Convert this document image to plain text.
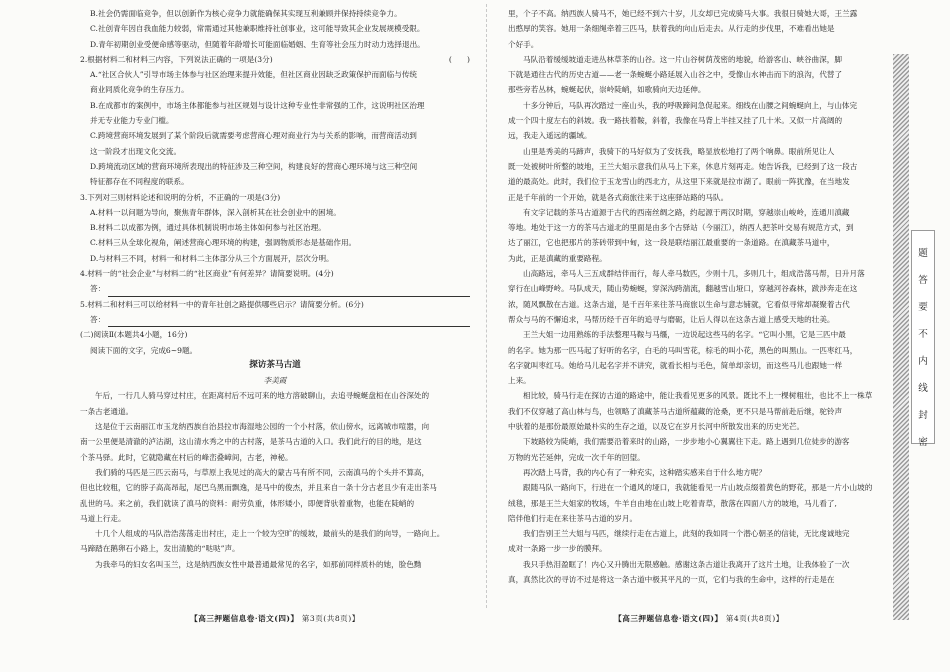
B.社会仍需面临竞争，但以创新作为核心竞争力就能确保其实现互利兼顾并保持持续竞争力。
C.社创青年因自我血能力较弱，常需通过其他兼职维持社创事业，这可能导致其企业发展规模受限。
D.青年初期创业受便命感等驱动，但随着年龄增长可能面临婚姻、生育等社会压力时动力选择退出。
(　　)
2.根据材料二和材料三内容，下列说法正确的一项是(3分)
A.“社区合伙人”引导市场主体参与社区治理来提升效能，但社区商业因缺乏政策保护而面临与传统
商业同质化竞争的生存压力。
B.在成都市的案例中，市场主体都能参与社区规划与设计这种专业性非常强的工作，这说明社区治理
并无专业能力专业门槛。
C.跨境营商环境发展到了某个阶段后就需要考虑营商心理对商业行为与关系的影响，而营商活动到
这一阶段才出现文化交流。
D.跨境流动区域的营商环境所表现出的特征涉及三种空间，构建良好的营商心理环境与这三种空间
特征都存在不同程度的联系。
3.下列对三则材料论述和说明的分析，不正确的一项是(3分)
A.材料一以问题为导向，聚焦青年群体，深入剖析其在社会创业中的困境。
B.材料二以成都为例，通过具体机制说明市场主体如何参与社区治理。
C.材料三从全球化视角，阐述营商心理环境的构建，强调物质形态是基础作用。
D.与材料三不同，材料一和材料二主体部分从三个方面展开，层次分明。
4.材料一的“社会企业”与材料二的“社区商业”有何差异？请简要说明。(4分)
答：
5.材料二和材料三可以给材料一中的青年社创之路提供哪些启示？请简要分析。(6分)
答：
(二)阅读Ⅱ(本题共4小题，16分)
阅读下面的文字，完成6~9题。
探访茶马古道
李美霞
午后，一行几人骑马穿过村庄，在距离村后不远可来的地方溶破聊山，去追寻蜿蜒盘桓在山谷深处的
一条古老通道。
这是位于云南丽江市玉龙纳西族自治县拉市海湿地公园的一个小村落，依山傍水，远离城市喧嚣，向
南一公里便是清澈的泸沽湖，这山清水秀之中的古村落，是茶马古道的入口。我们此行的目的地，是这
个茶马驿。此时，它就隐藏在村后的峰峦叠嶂间，古老，神秘。
我们骑的马匹是三匹云南马，与草原上我见过的高大的蒙古马有所不同，云南滇马的个头并不算高，
但也比较粗，它的脖子高高昂起，尾巴乌黑而飘逸，是马中的俊杰，并且来自一条十分古老且少有走出茶马
乱世的马。来之前，我们就读了滇马的资料：耐劳负重，体形矮小，即便背驮着重物，也能在陡峭的
马道上行走。
十几个人组成的马队浩浩荡荡走出村庄，走上一个较为空旷的缓坡，最前头的是我们的向导，一路向上。
马蹄踏在鹅卵石小路上，发出清脆的“哒哒”声。
为我牵马的妇女名叫玉兰，这是纳西族女性中最普通最常见的名字，如那前同样质朴的她，脸色黝
【高三押题信息卷·语文(四)】 第3页(共8页)】
里，个子不高。纳西族人骑马不，她已经不到六十岁，儿女却已完成骑马大事。我很日骑她大哥，王兰露
出憨厚的笑容。她用一条细绳牵着三匹马，肤着我的向山后走去。从行走的步伐里，不难看出她是
个好手。
马队沿着缓缓坡道走进丛林草茶的山谷。这一片山谷树荫茂密的地貌，给游客山、峡谷曲深，脚
下就是通往古代的历史古道——老一条蜿蜒小路延展入山谷之中，受像山水神击而下的浪沟，代替了
那些旁若丛林，蜿蜒起伏，崇岭陡峭，如歌骑向天边延伸。
十多分钟后，马队再次踏过一座山头，我的呼吸蹄间急促起来。细线在山腰之间蜿蜒向上，与山体完
成一个四十度左右的斜坡。我一路扶着鞍，斜着，我像在马背上半挂又挂了几十米。又似一片高阔的
远，我走入遥远的疆域。
山里是秀美的马蹄声，我骑下的马好似为了安抚我，略显放松地打了两个响鼻。眼前所见让人
既一处被树叶所整的坡地，王兰大姐示意我们从马上下来，休息片刻再走。她告诉我，已经到了这一段古
道的最高处。此时，我们位于玉龙雪山的西北方，从这里下来就是拉市湖了。眼前一阵犹豫，在当地发
正是千年前的一个开始，就是各式商旅往来于这座驿站路的马队。
有文字记载的茶马古道源于古代的西南丝绸之路，约起源于两汉时期，穿越崇山峻岭，连通川滇藏
等地。地处于这一方的茶马古道北的里面是由多个古驿站（今丽江），纳西人把茶叶交易有规范方式，到
达了丽江，它也把那片的茶砖带到中甸，这一段是联结丽江最重要的一条道路。在滇藏茶马道中，
为此，正是滇藏的重要路程。
山高路远，牵马人三五成群结伴而行，每人牵马数匹，少则十几，多则几十，组成浩荡马帮，日升月落
穿行在山峰野岭。马队成天，随山势蜿蜒，穿深沟跨湍流，翻越雪山垭口，穿越河谷森林，跋涉奔走在这
浓，随风飘散在古道。这条古道，是千百年来往茶马商旅以生命与意志铺就，它看似寻常却凝聚着古代
帮众与马的不懈追求，马帮历经千百年的追寻与磨砺，让后人得以在这条古道上感受天地的壮美。
王兰大姐一边用熟练的手法整理马鞍与马缰，一边说起这些马的名字。“它叫小黑，它是三匹中最
的名字。她为那一匹马起了好听的名字，白毛的马叫雪花，棕毛的叫小花，黑色的叫黑山。一匹枣红马，
名字就叫枣红马。她给马儿起名字并不讲究，就看长相与毛色，简单却亲切，而这些马儿也跟她一样
上来。
相比较，骑马行走在探访古道的路途中，能让我看见更多的风景。既比不上一棵树粗壮，也比不上一株草
我们不仅穿越了高山林与鸟，也领略了滇藏茶马古道所蕴藏的沧桑，更不只是马帮前赴后继，驼铃声
中驮着的是那份最原始最朴实的生存之道，以及它在岁月长河中所散发出来的历史光芒。
下坡路较为陡峭，我们需要沿着来时的山路，一步步地小心翼翼往下走。路上遇到几位徒步的游客
万物的光芒延伸，完成一次千年的回望。
再次踏上马背，我的内心有了一种充实，这种踏实感来自于什么地方呢？
跟随马队一路向下，行进在一个通风的垭口，我就能看见一片山坡点缀着黄色的野花，那是一片小山坡的
绒毯，那是王兰大姐家的牧场，牛羊自由地在山坡上吃着青草，散落在四面八方的坡地，马儿看了,
陪伴他们行走在来往茶马古道的岁月。
我们告别王兰大姐与马匹，继续行走在古道上，此刻的我如同一个潜心朝圣的信徒，无比虔诚地完
成对一条路一步一步的膜拜。
我只手热泪盈眶了！内心又升腾出无限感触。感谢这条古道让我离开了这片土地，让我体验了一次
真，真然比次的寻访不过是将这一条古道中极其平凡的一页，它们与我的生命中，这样的行走是在
【高三押题信息卷·语文(四)】 第4页(共8页)】
题
答
要
不
内
线
封
密
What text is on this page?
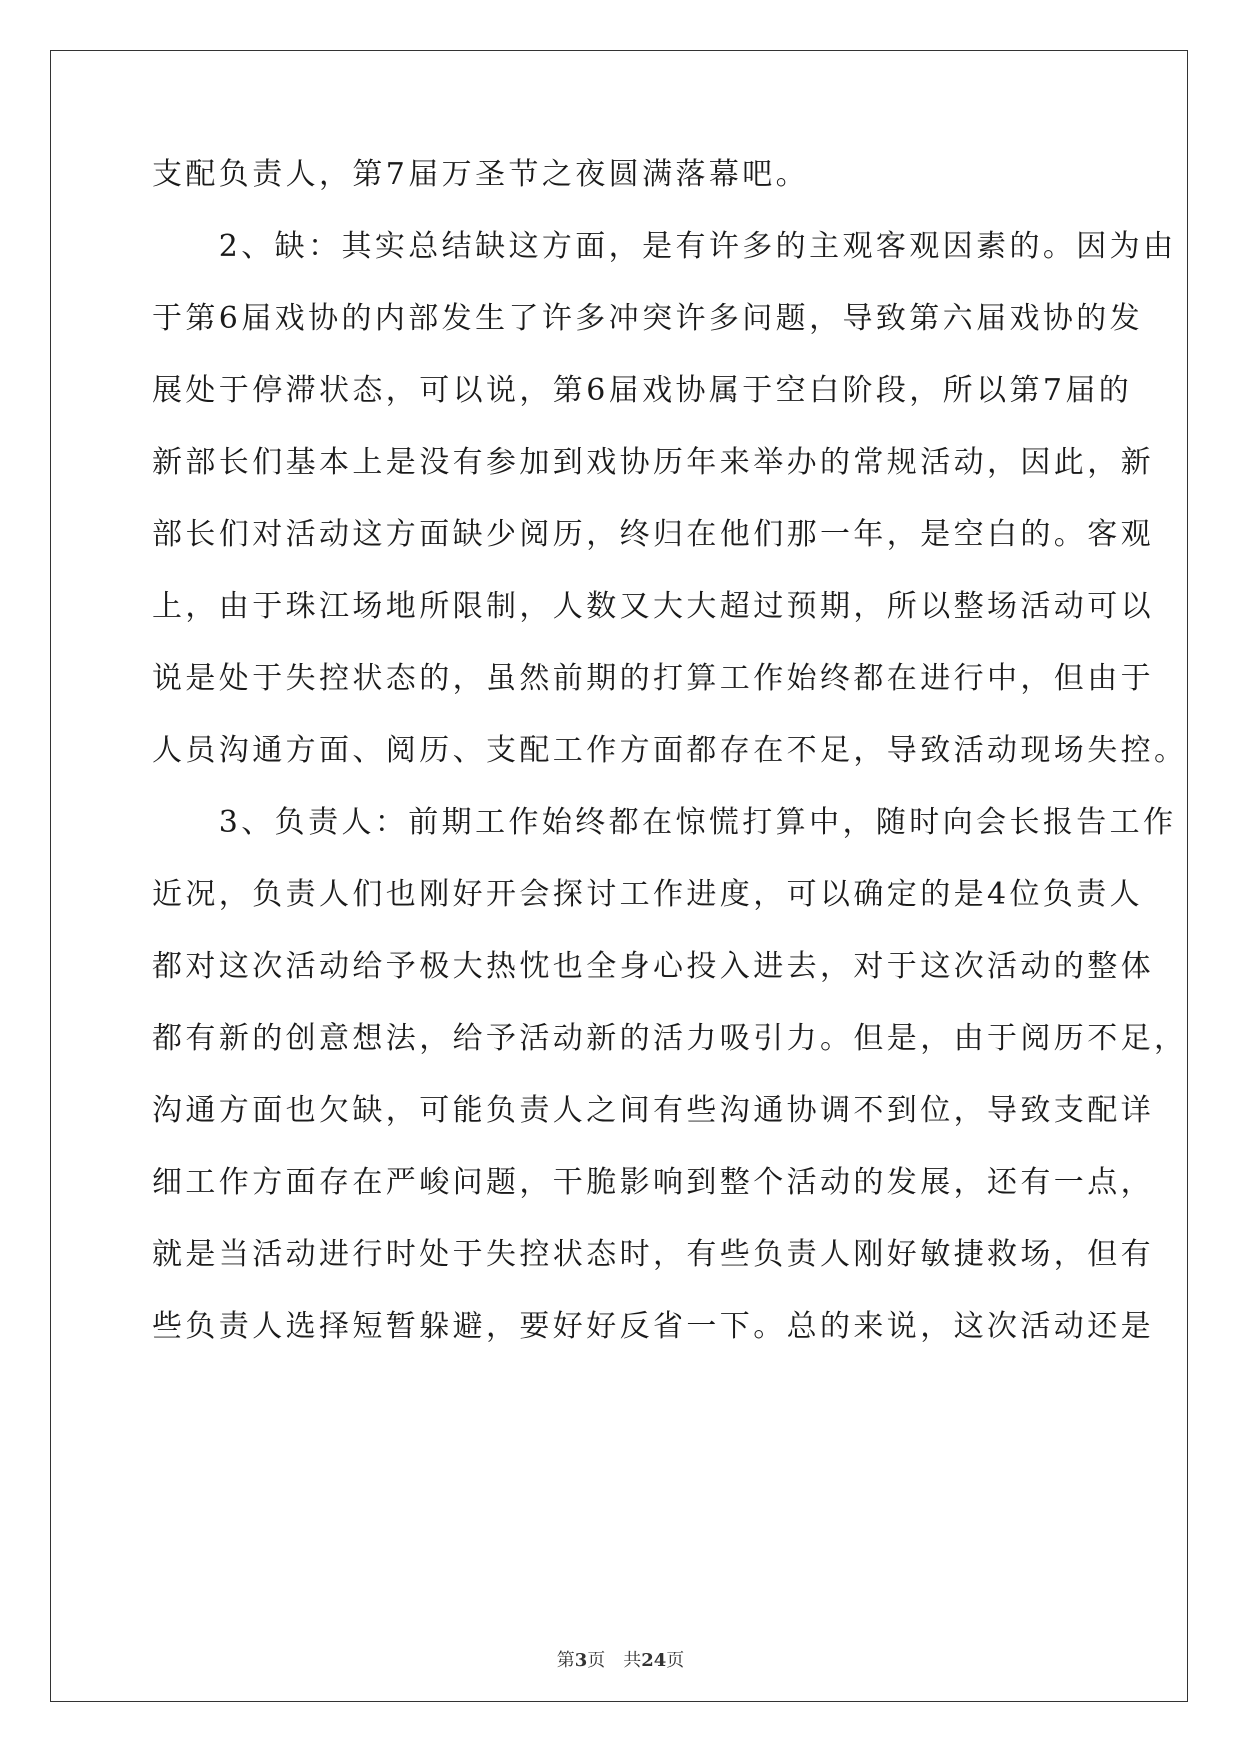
支配负责人，第7届万圣节之夜圆满落幕吧。
　　2、缺：其实总结缺这方面，是有许多的主观客观因素的。因为由
于第6届戏协的内部发生了许多冲突许多问题，导致第六届戏协的发
展处于停滞状态，可以说，第6届戏协属于空白阶段，所以第7届的
新部长们基本上是没有参加到戏协历年来举办的常规活动，因此，新
部长们对活动这方面缺少阅历，终归在他们那一年，是空白的。客观
上，由于珠江场地所限制，人数又大大超过预期，所以整场活动可以
说是处于失控状态的，虽然前期的打算工作始终都在进行中，但由于
人员沟通方面、阅历、支配工作方面都存在不足，导致活动现场失控。
　　3、负责人：前期工作始终都在惊慌打算中，随时向会长报告工作
近况，负责人们也刚好开会探讨工作进度，可以确定的是4位负责人
都对这次活动给予极大热忱也全身心投入进去，对于这次活动的整体
都有新的创意想法，给予活动新的活力吸引力。但是，由于阅历不足，
沟通方面也欠缺，可能负责人之间有些沟通协调不到位，导致支配详
细工作方面存在严峻问题，干脆影响到整个活动的发展，还有一点，
就是当活动进行时处于失控状态时，有些负责人刚好敏捷救场，但有
些负责人选择短暂躲避，要好好反省一下。总的来说，这次活动还是
第3页　共24页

AIM OF THE EXERCISE
Print, exactly and only, the lines running from the line with "What text is on this page?" through the last line of the data, including both. Skip any picture.

TASK ANSWER
What text is on this page?
支配负责人，第7届万圣节之夜圆满落幕吧。
　　2、缺：其实总结缺这方面，是有许多的主观客观因素的。因为由
于第6届戏协的内部发生了许多冲突许多问题，导致第六届戏协的发
展处于停滞状态，可以说，第6届戏协属于空白阶段，所以第7届的
新部长们基本上是没有参加到戏协历年来举办的常规活动，因此，新
部长们对活动这方面缺少阅历，终归在他们那一年，是空白的。客观
上，由于珠江场地所限制，人数又大大超过预期，所以整场活动可以
说是处于失控状态的，虽然前期的打算工作始终都在进行中，但由于
人员沟通方面、阅历、支配工作方面都存在不足，导致活动现场失控。
　　3、负责人：前期工作始终都在惊慌打算中，随时向会长报告工作
近况，负责人们也刚好开会探讨工作进度，可以确定的是4位负责人
都对这次活动给予极大热忱也全身心投入进去，对于这次活动的整体
都有新的创意想法，给予活动新的活力吸引力。但是，由于阅历不足，
沟通方面也欠缺，可能负责人之间有些沟通协调不到位，导致支配详
细工作方面存在严峻问题，干脆影响到整个活动的发展，还有一点，
就是当活动进行时处于失控状态时，有些负责人刚好敏捷救场，但有
些负责人选择短暂躲避，要好好反省一下。总的来说，这次活动还是
第3页　共24页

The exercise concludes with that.